*Stored data:*
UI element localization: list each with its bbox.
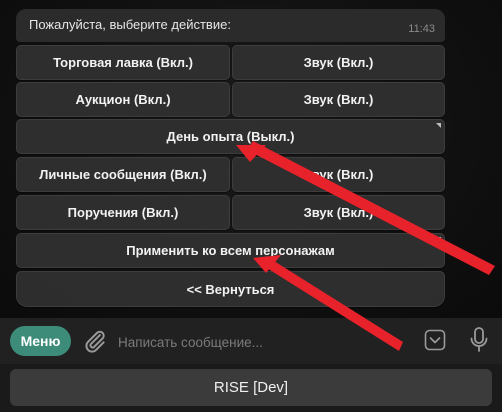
auction-toggle-button[interactable]: Аукцион (Вкл.) [16,82,230,117]
chat-area: Пожалуйста, выберите действие: 11:43 Тор… [0,0,502,318]
message-input[interactable] [116,327,420,357]
private-messages-sound-button[interactable]: Звук (Вкл.) [232,157,445,192]
assignments-toggle-button[interactable]: Поручения (Вкл.) [16,195,230,230]
private-messages-toggle-button[interactable]: Личные сообщения (Вкл.) [16,157,230,192]
experience-day-toggle-button[interactable]: День опыта (Выкл.) [16,119,445,154]
trade-shop-sound-button[interactable]: Звук (Вкл.) [232,45,445,80]
assignments-sound-button[interactable]: Звук (Вкл.) [232,195,445,230]
apply-to-all-characters-button[interactable]: Применить ко всем персонажам [16,233,445,268]
rise-dev-button[interactable]: RISE [Dev] [10,369,492,406]
message-text: Пожалуйста, выберите действие: [29,17,231,32]
microphone-icon[interactable] [468,326,490,354]
back-button[interactable]: << Вернуться [16,271,445,307]
trade-shop-toggle-button[interactable]: Торговая лавка (Вкл.) [16,45,230,80]
keyboard-icon[interactable] [424,329,446,351]
message-timestamp: 11:43 [408,23,435,35]
auction-sound-button[interactable]: Звук (Вкл.) [232,82,445,117]
paperclip-icon[interactable] [82,328,108,354]
bot-message-bubble: Пожалуйста, выберите действие: 11:43 [16,9,445,42]
menu-button[interactable]: Меню [10,326,71,356]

*What this task involves:*
Can you copy out, character for character, the stretch of entries above from the line containing "auction-toggle-button[interactable]: Аукцион (Вкл.)" through the line containing "assignments-toggle-button[interactable]: Поручения (Вкл.)", both included, and give nothing else?

*Output for this task:*
auction-toggle-button[interactable]: Аукцион (Вкл.) [16,82,230,117]
chat-area: Пожалуйста, выберите действие: 11:43 Тор… [0,0,502,318]
message-input[interactable] [116,327,420,357]
private-messages-sound-button[interactable]: Звук (Вкл.) [232,157,445,192]
assignments-toggle-button[interactable]: Поручения (Вкл.) [16,195,230,230]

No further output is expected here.